- **WRITTEN REQUEST**
In the material below, find all lines with the string "distribution" and copy them.

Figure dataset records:
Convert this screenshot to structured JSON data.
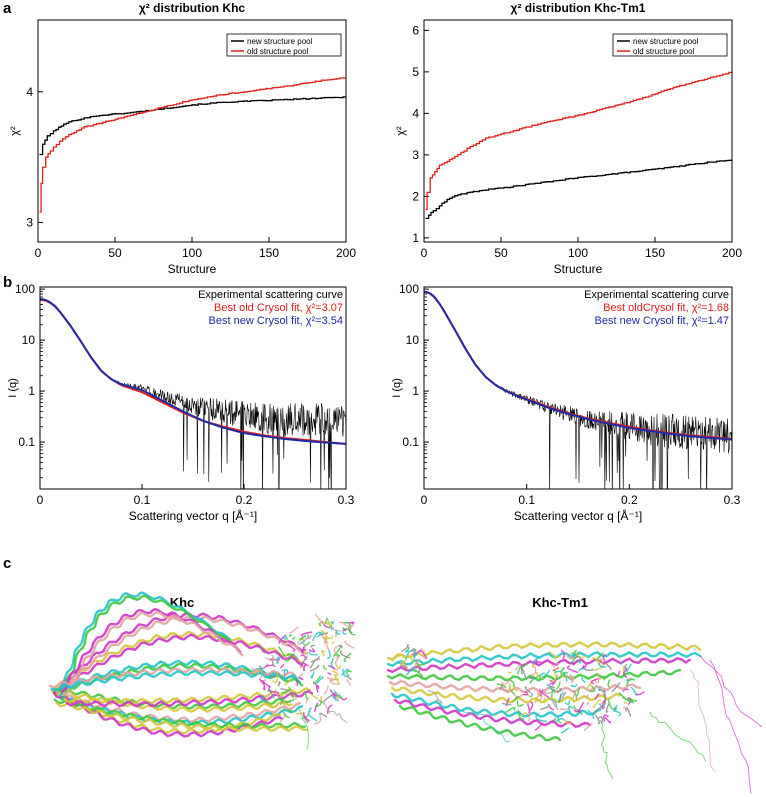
{
  "panels": {
    "a": "a",
    "b": "b",
    "c": "c"
  },
  "structures": {
    "left_title": "Khc",
    "right_title": "Khc-Tm1",
    "colors": [
      "#d4c63a",
      "#23c4c9",
      "#d234c8",
      "#3cc83c",
      "#e2a3a3",
      "#8c8c8c"
    ]
  },
  "chart_data": [
    {
      "id": "a-left",
      "type": "line",
      "title": "χ² distribution Khc",
      "xlabel": "Structure",
      "ylabel": "χ²",
      "xlim": [
        0,
        200
      ],
      "ylim": [
        2.85,
        4.55
      ],
      "xticks": [
        0,
        50,
        100,
        150,
        200
      ],
      "yticks": [
        3,
        4
      ],
      "legend_position": "top-right",
      "series": [
        {
          "name": "new structure pool",
          "color": "#000000",
          "x": [
            1,
            3,
            6,
            10,
            15,
            20,
            30,
            40,
            50,
            60,
            80,
            100,
            120,
            140,
            160,
            180,
            200
          ],
          "values": [
            3.52,
            3.6,
            3.66,
            3.7,
            3.74,
            3.77,
            3.8,
            3.82,
            3.83,
            3.84,
            3.87,
            3.9,
            3.92,
            3.93,
            3.94,
            3.95,
            3.96
          ]
        },
        {
          "name": "old structure pool",
          "color": "#e3201b",
          "x": [
            1,
            2,
            3,
            5,
            8,
            12,
            16,
            20,
            25,
            30,
            40,
            50,
            60,
            80,
            100,
            120,
            140,
            160,
            180,
            200
          ],
          "values": [
            3.08,
            3.3,
            3.42,
            3.5,
            3.55,
            3.6,
            3.64,
            3.67,
            3.7,
            3.73,
            3.76,
            3.79,
            3.82,
            3.88,
            3.94,
            3.98,
            4.01,
            4.04,
            4.08,
            4.11
          ]
        }
      ]
    },
    {
      "id": "a-right",
      "type": "line",
      "title": "χ² distribution Khc-Tm1",
      "xlabel": "Structure",
      "ylabel": "χ²",
      "xlim": [
        0,
        200
      ],
      "ylim": [
        0.9,
        6.25
      ],
      "xticks": [
        0,
        50,
        100,
        150,
        200
      ],
      "yticks": [
        1,
        2,
        3,
        4,
        5,
        6
      ],
      "legend_position": "top-right",
      "series": [
        {
          "name": "new structure pool",
          "color": "#000000",
          "x": [
            1,
            3,
            6,
            10,
            15,
            20,
            30,
            40,
            50,
            60,
            80,
            100,
            120,
            140,
            160,
            180,
            200
          ],
          "values": [
            1.47,
            1.55,
            1.65,
            1.78,
            1.92,
            2.02,
            2.1,
            2.16,
            2.2,
            2.25,
            2.35,
            2.45,
            2.53,
            2.61,
            2.7,
            2.8,
            2.88
          ]
        },
        {
          "name": "old structure pool",
          "color": "#e3201b",
          "x": [
            1,
            2,
            4,
            7,
            10,
            15,
            20,
            30,
            40,
            50,
            60,
            80,
            100,
            120,
            140,
            160,
            180,
            200
          ],
          "values": [
            1.68,
            2.1,
            2.45,
            2.6,
            2.75,
            2.85,
            2.95,
            3.2,
            3.4,
            3.5,
            3.6,
            3.8,
            3.95,
            4.15,
            4.35,
            4.6,
            4.8,
            5.0
          ]
        }
      ]
    },
    {
      "id": "b-left",
      "type": "line",
      "title": "",
      "xlabel": "Scattering vector q [Å⁻¹]",
      "ylabel": "I (q)",
      "xlim": [
        0,
        0.3
      ],
      "ylim": [
        0.012,
        110
      ],
      "yscale": "log",
      "xticks": [
        0,
        0.1,
        0.2,
        0.3
      ],
      "yticks": [
        0.1,
        1,
        10,
        100
      ],
      "legend_position": "top-right",
      "series": [
        {
          "name": "Experimental scattering curve",
          "color": "#000000",
          "x": [
            0,
            0.005,
            0.01,
            0.015,
            0.02,
            0.03,
            0.04,
            0.05,
            0.06,
            0.07,
            0.08,
            0.1,
            0.12,
            0.14,
            0.16,
            0.18,
            0.2,
            0.22,
            0.24,
            0.26,
            0.28,
            0.3
          ],
          "values": [
            62,
            60,
            54,
            45,
            35,
            19,
            9.5,
            4.6,
            2.5,
            1.7,
            1.35,
            1.1,
            0.8,
            0.6,
            0.47,
            0.4,
            0.33,
            0.3,
            0.28,
            0.27,
            0.26,
            0.25
          ]
        },
        {
          "name": "Best old Crysol fit, χ²=3.07",
          "color": "#e3201b",
          "x": [
            0,
            0.005,
            0.01,
            0.015,
            0.02,
            0.03,
            0.04,
            0.05,
            0.06,
            0.07,
            0.08,
            0.1,
            0.12,
            0.14,
            0.16,
            0.18,
            0.2,
            0.22,
            0.24,
            0.26,
            0.28,
            0.3
          ],
          "values": [
            62,
            60,
            54,
            45,
            35,
            19,
            9.5,
            4.6,
            2.5,
            1.7,
            1.3,
            0.95,
            0.6,
            0.38,
            0.26,
            0.2,
            0.16,
            0.135,
            0.12,
            0.11,
            0.1,
            0.092
          ]
        },
        {
          "name": "Best new Crysol fit, χ²=3.54",
          "color": "#1f2aa8",
          "x": [
            0,
            0.005,
            0.01,
            0.015,
            0.02,
            0.03,
            0.04,
            0.05,
            0.06,
            0.07,
            0.08,
            0.1,
            0.12,
            0.14,
            0.16,
            0.18,
            0.2,
            0.22,
            0.24,
            0.26,
            0.28,
            0.3
          ],
          "values": [
            64,
            62,
            55,
            46,
            35,
            19,
            9.5,
            4.6,
            2.5,
            1.7,
            1.35,
            1.05,
            0.65,
            0.4,
            0.26,
            0.19,
            0.15,
            0.13,
            0.115,
            0.105,
            0.098,
            0.092
          ]
        }
      ]
    },
    {
      "id": "b-right",
      "type": "line",
      "title": "",
      "xlabel": "Scattering vector q [Å⁻¹]",
      "ylabel": "I (q)",
      "xlim": [
        0,
        0.3
      ],
      "ylim": [
        0.012,
        110
      ],
      "yscale": "log",
      "xticks": [
        0,
        0.1,
        0.2,
        0.3
      ],
      "yticks": [
        0.1,
        1,
        10,
        100
      ],
      "legend_position": "top-right",
      "series": [
        {
          "name": "Experimental scattering curve",
          "color": "#000000",
          "x": [
            0,
            0.005,
            0.01,
            0.015,
            0.02,
            0.03,
            0.04,
            0.05,
            0.06,
            0.07,
            0.08,
            0.1,
            0.12,
            0.14,
            0.16,
            0.18,
            0.2,
            0.22,
            0.24,
            0.26,
            0.28,
            0.3
          ],
          "values": [
            88,
            84,
            70,
            52,
            36,
            16,
            7,
            3.3,
            1.9,
            1.3,
            1.0,
            0.68,
            0.48,
            0.36,
            0.28,
            0.24,
            0.2,
            0.18,
            0.16,
            0.15,
            0.14,
            0.13
          ]
        },
        {
          "name": "Best oldCrysol fit, χ²=1.68",
          "color": "#e3201b",
          "x": [
            0,
            0.005,
            0.01,
            0.015,
            0.02,
            0.03,
            0.04,
            0.05,
            0.06,
            0.07,
            0.08,
            0.1,
            0.12,
            0.14,
            0.16,
            0.18,
            0.2,
            0.22,
            0.24,
            0.26,
            0.28,
            0.3
          ],
          "values": [
            88,
            84,
            70,
            52,
            36,
            16,
            7,
            3.3,
            1.9,
            1.3,
            1.0,
            0.7,
            0.5,
            0.37,
            0.29,
            0.24,
            0.2,
            0.17,
            0.15,
            0.135,
            0.125,
            0.115
          ]
        },
        {
          "name": "Best new Crysol fit, χ²=1.47",
          "color": "#1f2aa8",
          "x": [
            0,
            0.005,
            0.01,
            0.015,
            0.02,
            0.03,
            0.04,
            0.05,
            0.06,
            0.07,
            0.08,
            0.1,
            0.12,
            0.14,
            0.16,
            0.18,
            0.2,
            0.22,
            0.24,
            0.26,
            0.28,
            0.3
          ],
          "values": [
            90,
            85,
            71,
            52,
            36,
            16,
            7,
            3.3,
            1.9,
            1.3,
            1.0,
            0.68,
            0.48,
            0.36,
            0.28,
            0.23,
            0.19,
            0.165,
            0.145,
            0.13,
            0.12,
            0.112
          ]
        }
      ]
    }
  ]
}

- **TASK SOLUTION**
      "title": "χ² distribution Khc",
      "title": "χ² distribution Khc-Tm1",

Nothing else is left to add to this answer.